Firman Soebagyo Anggota Komisi IV DPR RI menanggapi penunjukan Sudaryono Wakil Menteri Pertanian (Wamentan) sebagai Komisaris Utama (Komut) PT Pupuk Indonesia.
Politikus senior Partai Golkar itu menyatakan prihatin atas maraknya praktik penempatan pejabat negara dalam jabatan strategis di badan usaha milik negara (BUMN).
Bahkan, penunjukan wakil menteri sebagai komisaris di BUMN tidak hanya terjadi di PT Pupuk Indonesia.
Menurutnya, praktik seperti itu berpotensi menimbulkan konflik kepentingan serius.
“Kita harus objektif melihat bahwa rangkap jabatan seperti itu bisa menciptakan tumpang tindih kepentingan, baik secara etis maupun administratif,” ujarnya lewat keterangan tertulis yang diterima suarasurabaya.net, Rabu (18/6/2025).
Lebih lanjut, Firman menjelaskan beberapa aspek yang berisiko menimbulkan konflik kepentingan.
Pertama, posisi ganda. Sebagai Wakil Menteri Pertanian yang memiliki andil besar dalam merumuskan dan menjalankan kebijakan pertanian nasional, Wamentan berada dalam posisi yang bisa memengaruhi arah kebijakan pupuk.
Di sisi lain, sebagai Komut PT Pupuk Indonesia, perusahaan strategis yang bergerak di bidang produksi dan distribusi pupuk, Wamentan juga terlibat dalam pengambilan keputusan bisnis.
“Itu tentu menimbulkan ruang abu-abu. Apakah keputusan yang diambil murni untuk kepentingan publik atau ada potensi untuk mendukung kepentingan korporasi tempat dia menjabat?” kata Firman.
Kedua, pengaruh terhadap kebijakan subsidi. Dalam posisinya di Kementerian Pertanian, Wamentan bisa terlibat langsung dalam penentuan subsidi, alokasi pupuk, dan distribusi.
Sehingga, menurut Firman, bisa menimbulkan pertanyaan mengenai netralitas dan objektivitas kebijakan yang dihasilkan.
Ketiga, keterlibatan dalam strategi perusahaan. Sebagai Komisaris Utama, tentu Wamentan ikut mengarahkan langkah strategis perusahaan termasuk dalam aspek investasi, ekspansi, hingga penentuan harga jual.
“Bagaimana jika ada pertentangan antara kepentingan negara dan kepentingan bisnis perusahaan? Di situ titik krusial konflik kepentingan itu muncul,” tegasnya.
Firman juga mengaku heran atas praktik yang menurutnya sebagai kemunduran dari prinsip reformasi birokrasi dan tata kelola BUMN.
- - -
# [Soal]
[a] Terjemahkan kalimat dari bacaan tentang penunjukan Wamentan sebagai Komut PT Pupuk Indonesia ini ke dalam bahasa Inggris: "Menurutnya, praktik seperti itu berpotensi menimbulkan konflik kepentingan serius."
[b] Lanjutkan bacaan tentang penunjukan Wamentan sebagai Komut PT Pupuk Indonesia, mulai setelah kalimat terakhirnya.

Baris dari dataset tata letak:
- - -
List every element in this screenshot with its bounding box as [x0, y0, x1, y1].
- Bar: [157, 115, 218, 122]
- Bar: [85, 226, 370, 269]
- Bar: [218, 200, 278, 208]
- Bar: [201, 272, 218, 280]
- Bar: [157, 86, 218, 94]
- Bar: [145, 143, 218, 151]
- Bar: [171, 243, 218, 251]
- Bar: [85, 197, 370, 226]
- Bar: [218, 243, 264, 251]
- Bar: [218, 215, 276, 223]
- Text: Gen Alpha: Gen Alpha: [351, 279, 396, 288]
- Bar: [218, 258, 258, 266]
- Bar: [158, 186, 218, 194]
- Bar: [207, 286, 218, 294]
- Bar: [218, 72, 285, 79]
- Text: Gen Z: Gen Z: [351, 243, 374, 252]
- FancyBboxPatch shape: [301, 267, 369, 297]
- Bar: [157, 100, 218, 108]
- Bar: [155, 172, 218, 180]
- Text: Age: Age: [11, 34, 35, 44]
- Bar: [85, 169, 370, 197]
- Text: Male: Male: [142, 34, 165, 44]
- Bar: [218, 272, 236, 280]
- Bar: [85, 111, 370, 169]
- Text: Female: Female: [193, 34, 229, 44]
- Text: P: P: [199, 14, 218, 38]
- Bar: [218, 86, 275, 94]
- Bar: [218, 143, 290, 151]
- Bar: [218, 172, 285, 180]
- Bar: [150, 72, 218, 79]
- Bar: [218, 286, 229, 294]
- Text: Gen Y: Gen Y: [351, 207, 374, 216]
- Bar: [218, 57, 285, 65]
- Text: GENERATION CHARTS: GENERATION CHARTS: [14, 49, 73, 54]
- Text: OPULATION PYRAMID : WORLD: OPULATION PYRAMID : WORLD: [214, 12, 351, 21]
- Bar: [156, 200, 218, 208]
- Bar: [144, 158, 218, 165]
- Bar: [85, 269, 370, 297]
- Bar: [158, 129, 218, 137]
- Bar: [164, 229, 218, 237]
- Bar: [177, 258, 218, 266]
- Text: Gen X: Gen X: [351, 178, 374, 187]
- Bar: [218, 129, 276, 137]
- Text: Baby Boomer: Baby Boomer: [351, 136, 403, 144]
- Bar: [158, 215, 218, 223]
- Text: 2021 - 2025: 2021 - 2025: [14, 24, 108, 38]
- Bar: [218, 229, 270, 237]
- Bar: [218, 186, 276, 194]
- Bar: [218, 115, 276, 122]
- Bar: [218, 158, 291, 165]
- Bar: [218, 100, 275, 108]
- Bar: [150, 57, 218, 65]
- - -
# [Jawaban yang Diharapkan]
[a] According to him, such a practice has the potential to create a serious conflict of interest.

[b]
Dia menyinggung masa pemerintahan Presiden Susilo Bambang Yudhoyono dan Wakil Presiden Jusuf Kalla, yang saat itu sempat menerbitkan peraturan tegas untuk tidak menempatkan anggota partai politik atau pejabat aktif dalam jajaran Komisaris BUMN.
“Aturan Presiden SBY-JK sangat jelas, Komisaris BUMN tidak boleh dari unsur partai politik dan harus berasal dari kalangan profesional sesuai bidangnya. Bukan dari tim sukses, bukan karena politik balas jasa,” ucapnya.
Anggota dewan dari daerah pemilihan Jawa Tengah III itu berharap Prabowo Subianto Presiden memiliki keberanian dan komitmen untuk meninjau ulang praktik semacam itu
“Sudah saatnya pembenahan lewat revisi Undang-undang BUMN dan UU ASN agar penempatan jabatan di BUMN benar-benar berbasis kompetensi, bukan politik,” sebutnya.
Di sisi lain, Firman mengakui ada efek positif dari penunjukan tersebut. Seperti kemungkinan koordinasi kebijakan yang lebih efektif dan manfaat dari pengalaman serta keahlian yang dimiliki Wamentan di bidang pertanian.
“Namun, manfaat itu tetap harus diimbangi dengan mekanisme pengawasan yang ketat dan transparansi yang tinggi,” imbuhnya.
Lalu, Firman mengusulkan beberapa langkah mitigasi supaya potensi konflik kepentingan tidak berkembang menjadi pelanggaran etika atau hukum.
Pertama, pengungkapan kepentingan secara terbuka. Wamentan perlu secara transparan menyatakan afiliasi dan posisinya di PT Pupuk Indonesia, serta menjamin semua kebijakan yang dibuatnya tidak bias terhadap kepentingan korporasi tempatnya menjabat.
Kedua, Pengawasan DPR dan Pemerintah perlu melakukan kontrol dan audit berkala terhadap semua kebijakan yang diambil, baik di kementerian mau pun di BUMN.
Ketiga, Kode Etik BUMN. PT Pupuk Indonesia, lanjut Firman, harus memiliki kode etik yang tegas dalam mengatur peran komisaris, termasuk yang berasal dari unsur pejabat negar supaya tetap menjunjung tinggi integritas dan akuntabilitas publik.(rid)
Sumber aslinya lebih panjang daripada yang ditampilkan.